** begin AVAILABLE DATA **

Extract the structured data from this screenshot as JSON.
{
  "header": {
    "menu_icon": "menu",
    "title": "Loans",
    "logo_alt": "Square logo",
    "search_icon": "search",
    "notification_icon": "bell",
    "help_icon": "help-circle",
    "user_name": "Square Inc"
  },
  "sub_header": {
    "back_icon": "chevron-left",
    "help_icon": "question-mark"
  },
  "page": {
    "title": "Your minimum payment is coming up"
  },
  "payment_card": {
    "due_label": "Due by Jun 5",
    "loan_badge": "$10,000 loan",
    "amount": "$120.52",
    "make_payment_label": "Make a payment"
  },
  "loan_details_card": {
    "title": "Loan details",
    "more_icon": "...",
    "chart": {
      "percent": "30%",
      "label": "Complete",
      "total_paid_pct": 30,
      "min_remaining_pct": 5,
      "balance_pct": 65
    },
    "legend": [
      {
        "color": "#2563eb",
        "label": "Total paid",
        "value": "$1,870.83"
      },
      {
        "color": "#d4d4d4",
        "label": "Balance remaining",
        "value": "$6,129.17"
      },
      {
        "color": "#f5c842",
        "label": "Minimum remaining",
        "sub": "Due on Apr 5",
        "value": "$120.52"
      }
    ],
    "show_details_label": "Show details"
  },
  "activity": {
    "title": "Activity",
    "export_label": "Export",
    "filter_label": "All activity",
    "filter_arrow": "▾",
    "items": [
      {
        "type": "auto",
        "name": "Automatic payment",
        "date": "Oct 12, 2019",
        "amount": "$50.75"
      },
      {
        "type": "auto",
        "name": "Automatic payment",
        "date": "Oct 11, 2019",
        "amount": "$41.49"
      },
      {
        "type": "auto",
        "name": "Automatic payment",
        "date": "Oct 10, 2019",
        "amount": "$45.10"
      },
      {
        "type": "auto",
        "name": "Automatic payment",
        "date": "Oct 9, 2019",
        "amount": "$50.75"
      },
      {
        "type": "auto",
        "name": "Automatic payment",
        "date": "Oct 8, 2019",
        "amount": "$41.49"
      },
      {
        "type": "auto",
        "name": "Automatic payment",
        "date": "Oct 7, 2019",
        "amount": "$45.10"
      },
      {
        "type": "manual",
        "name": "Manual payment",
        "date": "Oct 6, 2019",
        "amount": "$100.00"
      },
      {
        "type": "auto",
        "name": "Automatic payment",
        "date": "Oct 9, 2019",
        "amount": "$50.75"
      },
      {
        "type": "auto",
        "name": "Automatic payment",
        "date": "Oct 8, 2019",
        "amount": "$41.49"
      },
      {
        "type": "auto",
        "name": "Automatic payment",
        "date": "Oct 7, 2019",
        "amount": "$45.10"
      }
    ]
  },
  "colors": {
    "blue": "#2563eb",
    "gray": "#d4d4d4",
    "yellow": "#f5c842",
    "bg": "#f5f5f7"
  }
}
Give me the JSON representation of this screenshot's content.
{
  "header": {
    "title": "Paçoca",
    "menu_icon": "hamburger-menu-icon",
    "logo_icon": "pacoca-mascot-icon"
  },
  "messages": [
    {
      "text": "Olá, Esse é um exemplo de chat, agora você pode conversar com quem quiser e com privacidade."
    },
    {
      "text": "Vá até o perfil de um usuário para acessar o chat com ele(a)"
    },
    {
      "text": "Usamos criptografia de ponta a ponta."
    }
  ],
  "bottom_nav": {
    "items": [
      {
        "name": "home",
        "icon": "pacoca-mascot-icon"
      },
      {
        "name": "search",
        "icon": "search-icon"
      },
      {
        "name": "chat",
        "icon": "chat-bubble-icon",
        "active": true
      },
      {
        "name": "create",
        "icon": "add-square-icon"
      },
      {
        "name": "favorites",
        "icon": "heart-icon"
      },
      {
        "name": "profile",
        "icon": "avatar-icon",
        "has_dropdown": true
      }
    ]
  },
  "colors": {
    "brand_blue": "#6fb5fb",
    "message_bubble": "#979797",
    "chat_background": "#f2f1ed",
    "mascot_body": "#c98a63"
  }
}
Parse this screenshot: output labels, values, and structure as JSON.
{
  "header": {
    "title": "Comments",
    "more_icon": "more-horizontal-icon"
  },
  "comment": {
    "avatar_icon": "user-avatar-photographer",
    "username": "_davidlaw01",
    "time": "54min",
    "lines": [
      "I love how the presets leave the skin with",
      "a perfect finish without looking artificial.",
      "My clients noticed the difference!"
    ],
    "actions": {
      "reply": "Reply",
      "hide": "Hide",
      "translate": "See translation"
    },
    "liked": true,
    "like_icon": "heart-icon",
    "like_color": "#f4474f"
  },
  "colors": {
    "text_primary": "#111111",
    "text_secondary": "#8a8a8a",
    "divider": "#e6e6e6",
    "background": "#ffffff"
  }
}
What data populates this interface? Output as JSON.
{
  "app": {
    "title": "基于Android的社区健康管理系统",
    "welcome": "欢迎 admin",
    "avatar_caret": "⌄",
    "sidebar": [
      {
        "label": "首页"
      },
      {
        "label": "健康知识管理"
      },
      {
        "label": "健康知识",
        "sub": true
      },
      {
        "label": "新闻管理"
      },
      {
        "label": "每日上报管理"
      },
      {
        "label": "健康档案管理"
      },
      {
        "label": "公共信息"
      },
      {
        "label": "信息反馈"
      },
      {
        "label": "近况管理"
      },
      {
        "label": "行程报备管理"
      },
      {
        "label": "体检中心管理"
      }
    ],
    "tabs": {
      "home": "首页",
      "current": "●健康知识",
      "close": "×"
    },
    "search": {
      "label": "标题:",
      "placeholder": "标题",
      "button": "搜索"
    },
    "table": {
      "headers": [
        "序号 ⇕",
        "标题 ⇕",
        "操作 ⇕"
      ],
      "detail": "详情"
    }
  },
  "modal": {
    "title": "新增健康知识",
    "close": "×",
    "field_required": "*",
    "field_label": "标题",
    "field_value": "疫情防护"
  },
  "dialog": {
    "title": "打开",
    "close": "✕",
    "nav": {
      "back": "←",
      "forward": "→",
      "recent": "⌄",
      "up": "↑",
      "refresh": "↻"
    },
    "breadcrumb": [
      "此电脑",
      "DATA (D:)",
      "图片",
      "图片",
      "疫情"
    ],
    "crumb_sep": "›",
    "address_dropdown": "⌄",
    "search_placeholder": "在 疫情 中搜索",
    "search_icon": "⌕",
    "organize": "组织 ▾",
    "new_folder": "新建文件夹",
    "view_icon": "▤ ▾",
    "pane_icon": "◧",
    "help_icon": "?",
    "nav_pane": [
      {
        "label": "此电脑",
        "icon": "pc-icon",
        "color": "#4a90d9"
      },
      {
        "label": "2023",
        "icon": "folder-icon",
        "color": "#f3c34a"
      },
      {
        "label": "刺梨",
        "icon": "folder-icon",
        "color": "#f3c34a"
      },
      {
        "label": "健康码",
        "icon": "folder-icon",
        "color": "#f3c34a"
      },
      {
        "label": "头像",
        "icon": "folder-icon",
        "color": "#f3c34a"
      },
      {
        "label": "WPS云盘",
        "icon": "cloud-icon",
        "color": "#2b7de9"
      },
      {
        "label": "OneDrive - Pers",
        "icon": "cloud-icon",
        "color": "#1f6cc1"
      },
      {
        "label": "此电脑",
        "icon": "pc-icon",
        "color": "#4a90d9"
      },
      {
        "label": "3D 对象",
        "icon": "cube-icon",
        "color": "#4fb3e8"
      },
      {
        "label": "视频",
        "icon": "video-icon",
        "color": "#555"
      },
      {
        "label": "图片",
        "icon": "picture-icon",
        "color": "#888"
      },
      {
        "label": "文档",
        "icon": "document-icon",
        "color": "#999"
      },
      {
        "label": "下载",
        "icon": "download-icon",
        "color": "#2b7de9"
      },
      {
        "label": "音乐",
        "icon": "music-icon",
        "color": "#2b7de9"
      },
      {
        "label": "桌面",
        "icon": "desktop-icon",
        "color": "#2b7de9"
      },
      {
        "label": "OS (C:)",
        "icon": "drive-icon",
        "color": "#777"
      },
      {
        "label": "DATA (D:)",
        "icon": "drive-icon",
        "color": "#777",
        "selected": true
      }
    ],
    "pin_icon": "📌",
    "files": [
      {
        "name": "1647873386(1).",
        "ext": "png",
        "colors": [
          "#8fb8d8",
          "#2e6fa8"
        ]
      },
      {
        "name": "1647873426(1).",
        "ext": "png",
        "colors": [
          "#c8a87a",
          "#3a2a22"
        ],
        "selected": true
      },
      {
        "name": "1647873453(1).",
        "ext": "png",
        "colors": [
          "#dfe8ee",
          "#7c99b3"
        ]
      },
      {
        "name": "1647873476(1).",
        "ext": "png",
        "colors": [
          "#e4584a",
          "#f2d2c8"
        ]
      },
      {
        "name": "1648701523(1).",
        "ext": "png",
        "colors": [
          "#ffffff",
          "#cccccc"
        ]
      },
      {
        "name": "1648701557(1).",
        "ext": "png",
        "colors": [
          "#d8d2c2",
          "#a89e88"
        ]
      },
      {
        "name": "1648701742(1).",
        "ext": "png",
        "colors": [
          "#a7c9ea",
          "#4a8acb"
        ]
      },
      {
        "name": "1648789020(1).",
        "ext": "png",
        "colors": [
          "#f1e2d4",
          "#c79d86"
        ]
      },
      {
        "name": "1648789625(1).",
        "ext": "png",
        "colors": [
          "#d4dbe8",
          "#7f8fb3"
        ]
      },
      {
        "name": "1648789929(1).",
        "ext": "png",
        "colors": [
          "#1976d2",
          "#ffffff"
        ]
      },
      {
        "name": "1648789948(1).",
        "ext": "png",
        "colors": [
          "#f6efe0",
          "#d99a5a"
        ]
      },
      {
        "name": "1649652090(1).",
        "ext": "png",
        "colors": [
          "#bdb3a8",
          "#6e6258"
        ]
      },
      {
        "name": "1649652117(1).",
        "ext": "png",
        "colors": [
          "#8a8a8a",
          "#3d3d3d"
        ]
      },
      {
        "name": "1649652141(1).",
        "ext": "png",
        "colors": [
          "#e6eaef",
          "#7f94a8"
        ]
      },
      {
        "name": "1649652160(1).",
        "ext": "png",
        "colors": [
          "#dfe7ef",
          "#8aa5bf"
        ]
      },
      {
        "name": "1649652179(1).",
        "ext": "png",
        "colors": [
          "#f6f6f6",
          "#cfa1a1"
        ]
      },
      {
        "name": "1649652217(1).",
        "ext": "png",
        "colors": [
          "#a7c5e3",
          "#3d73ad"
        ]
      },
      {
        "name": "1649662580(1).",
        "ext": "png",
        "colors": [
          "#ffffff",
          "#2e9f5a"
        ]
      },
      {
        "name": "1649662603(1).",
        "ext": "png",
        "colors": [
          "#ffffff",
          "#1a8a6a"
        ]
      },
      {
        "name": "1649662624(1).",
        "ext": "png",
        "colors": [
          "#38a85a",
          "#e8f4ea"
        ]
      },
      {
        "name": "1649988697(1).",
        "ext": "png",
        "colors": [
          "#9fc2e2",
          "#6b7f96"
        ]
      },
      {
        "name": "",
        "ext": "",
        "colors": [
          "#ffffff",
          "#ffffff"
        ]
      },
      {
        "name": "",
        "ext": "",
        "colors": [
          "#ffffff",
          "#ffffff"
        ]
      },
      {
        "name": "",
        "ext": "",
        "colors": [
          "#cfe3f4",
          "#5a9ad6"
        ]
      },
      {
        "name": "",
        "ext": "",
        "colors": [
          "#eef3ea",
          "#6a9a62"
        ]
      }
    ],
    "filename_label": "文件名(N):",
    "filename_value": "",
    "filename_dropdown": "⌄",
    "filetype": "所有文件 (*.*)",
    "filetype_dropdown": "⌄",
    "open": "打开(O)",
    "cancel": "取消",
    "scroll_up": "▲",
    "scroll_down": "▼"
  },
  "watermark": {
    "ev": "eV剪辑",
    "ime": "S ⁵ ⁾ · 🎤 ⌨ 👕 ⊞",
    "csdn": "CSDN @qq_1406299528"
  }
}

** end AVAILABLE DATA **

- [WHAT TO WORK ON]:
Check each line of the data above for the string "date" and report only how many lines have it.

- [FULL OUTPUT]:
10